_Exercise requirements_. Check every line of the entries for "Intérieur", and copy the lines that hold it.

_Supplied data_.
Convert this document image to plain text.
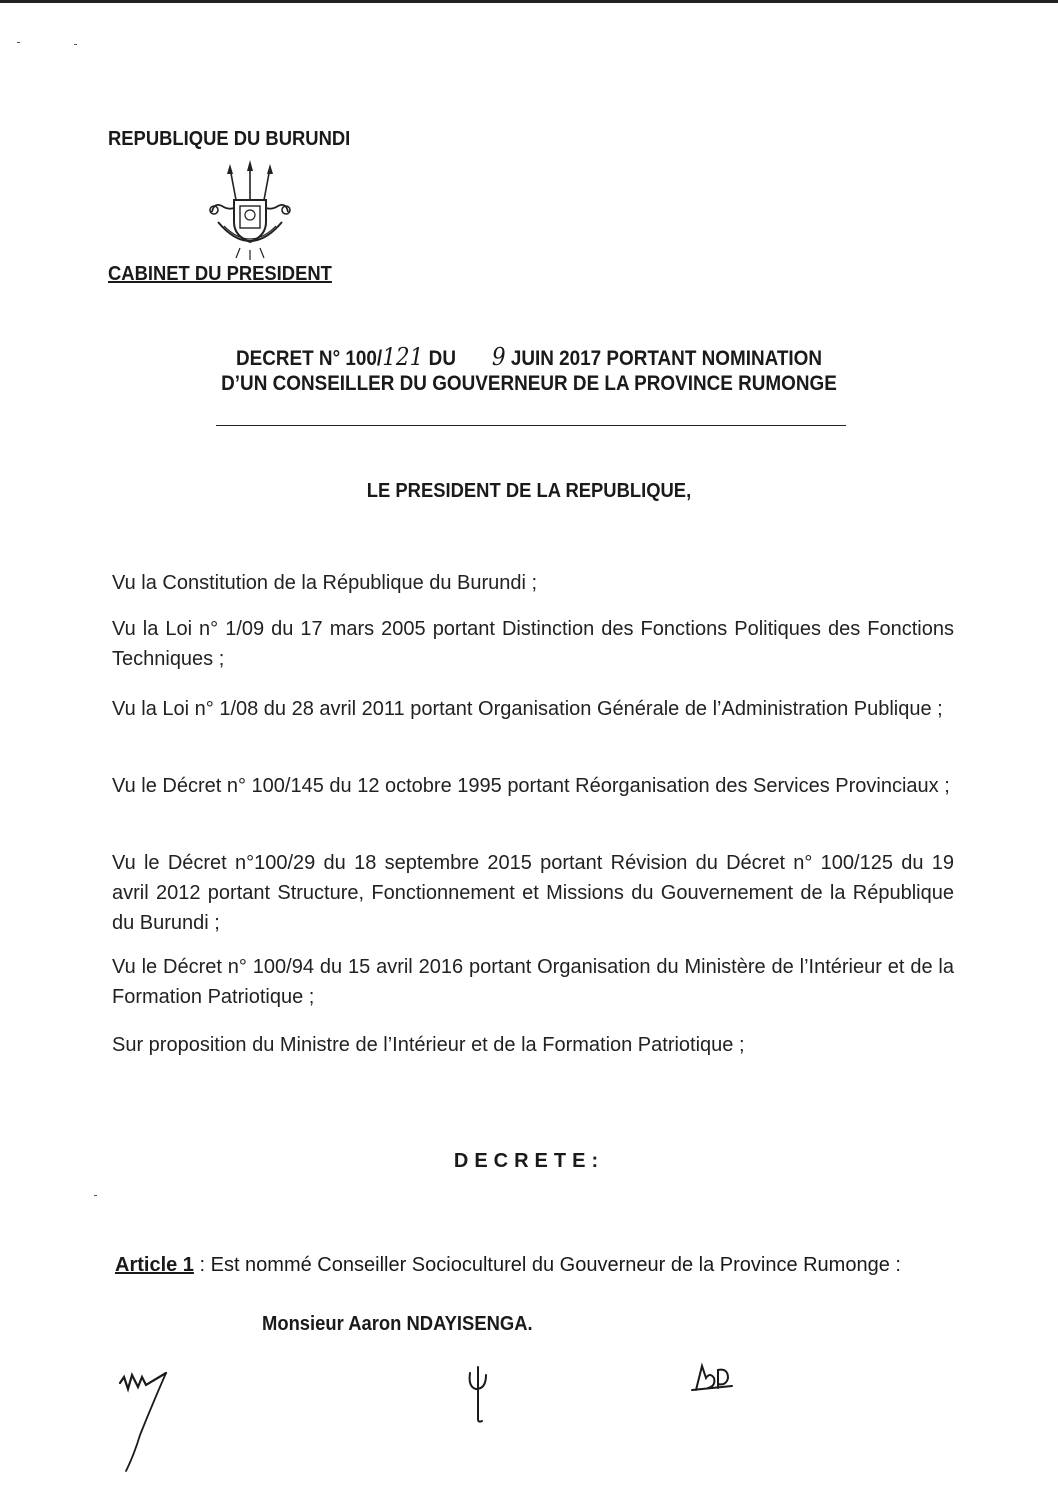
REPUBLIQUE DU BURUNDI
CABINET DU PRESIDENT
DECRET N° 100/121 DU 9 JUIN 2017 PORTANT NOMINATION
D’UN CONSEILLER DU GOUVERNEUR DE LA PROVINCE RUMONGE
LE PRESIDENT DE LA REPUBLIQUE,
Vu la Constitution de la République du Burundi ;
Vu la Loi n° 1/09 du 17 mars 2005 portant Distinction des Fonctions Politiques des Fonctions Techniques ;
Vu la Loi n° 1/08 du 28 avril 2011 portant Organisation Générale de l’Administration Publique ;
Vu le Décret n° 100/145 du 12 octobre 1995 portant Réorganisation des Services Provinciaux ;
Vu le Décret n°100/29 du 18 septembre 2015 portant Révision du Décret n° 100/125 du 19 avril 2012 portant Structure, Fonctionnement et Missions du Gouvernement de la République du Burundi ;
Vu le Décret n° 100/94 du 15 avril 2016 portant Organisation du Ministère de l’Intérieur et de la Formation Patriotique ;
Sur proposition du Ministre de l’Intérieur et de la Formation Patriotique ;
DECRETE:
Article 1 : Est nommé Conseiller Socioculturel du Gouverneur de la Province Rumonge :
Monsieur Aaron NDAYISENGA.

--

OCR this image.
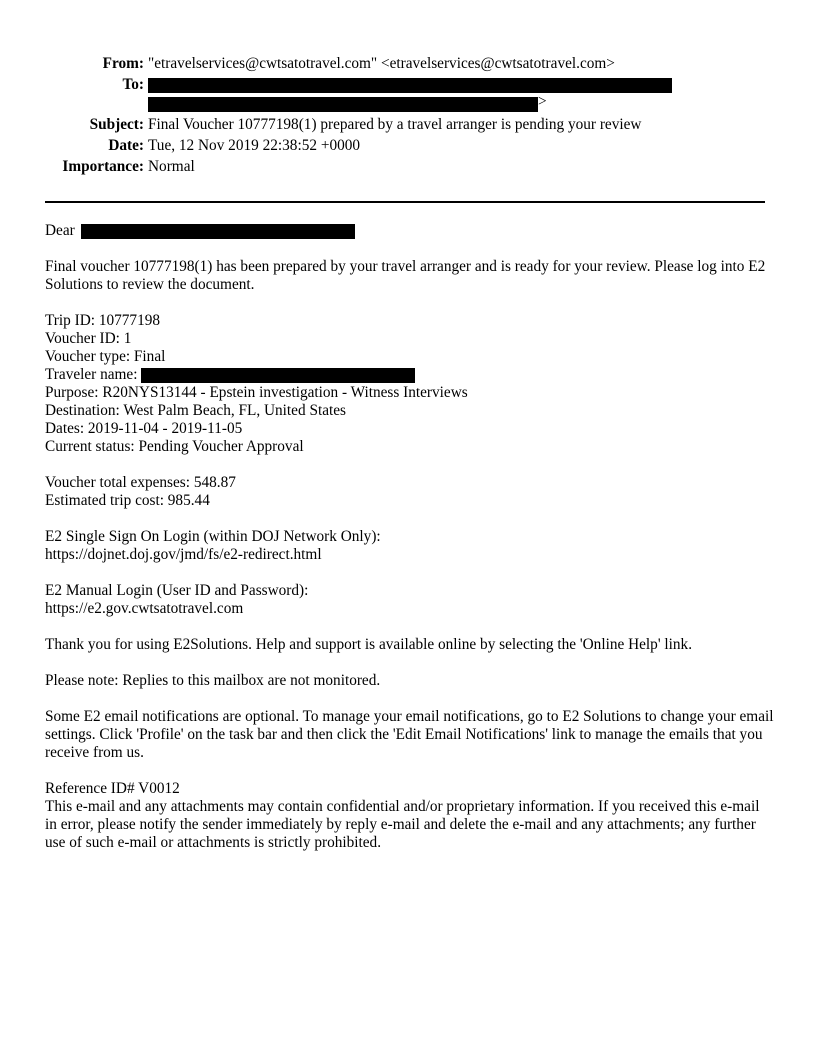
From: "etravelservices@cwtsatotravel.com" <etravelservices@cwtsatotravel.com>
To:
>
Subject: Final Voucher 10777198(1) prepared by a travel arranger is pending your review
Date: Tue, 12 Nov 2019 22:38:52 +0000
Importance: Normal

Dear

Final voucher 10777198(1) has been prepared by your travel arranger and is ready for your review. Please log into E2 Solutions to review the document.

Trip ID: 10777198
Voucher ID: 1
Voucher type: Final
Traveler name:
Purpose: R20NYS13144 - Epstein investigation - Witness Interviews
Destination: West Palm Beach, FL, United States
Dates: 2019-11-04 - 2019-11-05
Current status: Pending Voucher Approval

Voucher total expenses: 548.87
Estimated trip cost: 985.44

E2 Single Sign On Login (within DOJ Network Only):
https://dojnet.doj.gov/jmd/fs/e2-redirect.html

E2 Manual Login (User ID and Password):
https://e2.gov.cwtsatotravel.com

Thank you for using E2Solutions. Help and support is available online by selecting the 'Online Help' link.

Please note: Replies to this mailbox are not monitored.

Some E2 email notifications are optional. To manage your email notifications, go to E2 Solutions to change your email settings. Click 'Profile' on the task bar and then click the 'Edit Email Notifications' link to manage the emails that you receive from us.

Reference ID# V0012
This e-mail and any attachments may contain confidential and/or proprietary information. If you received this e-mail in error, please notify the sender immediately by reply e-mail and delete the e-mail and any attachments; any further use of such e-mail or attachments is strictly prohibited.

_Task solution_.
Vu le Décret n° 100/94 du 15 avril 2016 portant Organisation du Ministère de l’Intérieur et de la Formation Patriotique ;
Sur proposition du Ministre de l’Intérieur et de la Formation Patriotique ;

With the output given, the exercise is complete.